▶ Given instruction
Identify each line below containing the string "обмана" and copy it.

▶ Data for the task
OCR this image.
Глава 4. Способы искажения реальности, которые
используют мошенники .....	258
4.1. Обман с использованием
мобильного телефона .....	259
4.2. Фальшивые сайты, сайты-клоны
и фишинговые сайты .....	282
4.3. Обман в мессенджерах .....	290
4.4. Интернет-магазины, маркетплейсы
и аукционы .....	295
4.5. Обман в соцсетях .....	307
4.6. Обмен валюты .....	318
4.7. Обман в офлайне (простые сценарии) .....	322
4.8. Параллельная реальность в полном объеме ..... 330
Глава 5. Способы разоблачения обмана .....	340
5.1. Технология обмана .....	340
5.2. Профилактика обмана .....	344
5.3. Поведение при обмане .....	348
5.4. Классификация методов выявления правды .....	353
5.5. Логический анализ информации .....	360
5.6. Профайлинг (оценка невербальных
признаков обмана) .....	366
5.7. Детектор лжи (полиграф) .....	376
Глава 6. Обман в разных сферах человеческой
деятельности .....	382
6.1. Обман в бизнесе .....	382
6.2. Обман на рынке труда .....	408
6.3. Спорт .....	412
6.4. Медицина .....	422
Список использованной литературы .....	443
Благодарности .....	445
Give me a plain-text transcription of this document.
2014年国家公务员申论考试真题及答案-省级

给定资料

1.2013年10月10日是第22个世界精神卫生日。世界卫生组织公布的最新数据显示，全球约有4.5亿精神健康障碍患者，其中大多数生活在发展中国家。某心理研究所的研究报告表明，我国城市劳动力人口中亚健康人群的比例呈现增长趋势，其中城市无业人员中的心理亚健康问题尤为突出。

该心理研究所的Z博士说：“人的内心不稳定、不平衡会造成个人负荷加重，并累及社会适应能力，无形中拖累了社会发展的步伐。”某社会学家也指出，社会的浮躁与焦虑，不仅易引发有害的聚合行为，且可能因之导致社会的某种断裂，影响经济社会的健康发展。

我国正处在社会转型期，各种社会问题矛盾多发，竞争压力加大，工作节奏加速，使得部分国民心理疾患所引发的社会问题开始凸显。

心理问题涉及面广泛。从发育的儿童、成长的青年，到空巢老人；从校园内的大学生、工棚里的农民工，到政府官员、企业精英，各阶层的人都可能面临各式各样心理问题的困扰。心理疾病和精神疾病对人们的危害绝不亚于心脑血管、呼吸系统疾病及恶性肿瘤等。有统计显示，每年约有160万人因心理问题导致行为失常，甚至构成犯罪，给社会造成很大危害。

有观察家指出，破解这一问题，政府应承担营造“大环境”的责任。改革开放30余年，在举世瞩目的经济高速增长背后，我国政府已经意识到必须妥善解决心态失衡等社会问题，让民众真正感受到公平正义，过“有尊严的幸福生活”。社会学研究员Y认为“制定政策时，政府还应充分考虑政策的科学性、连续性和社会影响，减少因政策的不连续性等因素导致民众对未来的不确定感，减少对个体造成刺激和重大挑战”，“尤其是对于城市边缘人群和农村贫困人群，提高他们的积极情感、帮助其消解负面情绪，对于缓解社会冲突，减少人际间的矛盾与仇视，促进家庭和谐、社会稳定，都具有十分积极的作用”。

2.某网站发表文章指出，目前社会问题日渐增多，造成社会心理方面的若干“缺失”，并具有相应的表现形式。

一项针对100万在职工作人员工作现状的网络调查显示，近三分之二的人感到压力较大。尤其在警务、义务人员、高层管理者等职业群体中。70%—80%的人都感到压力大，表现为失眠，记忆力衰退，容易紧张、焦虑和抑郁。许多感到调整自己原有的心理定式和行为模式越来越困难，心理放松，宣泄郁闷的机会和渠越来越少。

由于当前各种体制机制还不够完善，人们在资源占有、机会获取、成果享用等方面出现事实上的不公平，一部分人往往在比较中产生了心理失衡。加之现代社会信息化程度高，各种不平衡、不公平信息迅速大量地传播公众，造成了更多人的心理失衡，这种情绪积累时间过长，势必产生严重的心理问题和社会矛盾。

▶ Response to this exercise
Глава 5. Способы разоблачения обмана .....	340
5.1. Технология обмана .....	340
5.2. Профилактика обмана .....	344
признаков обмана) .....	366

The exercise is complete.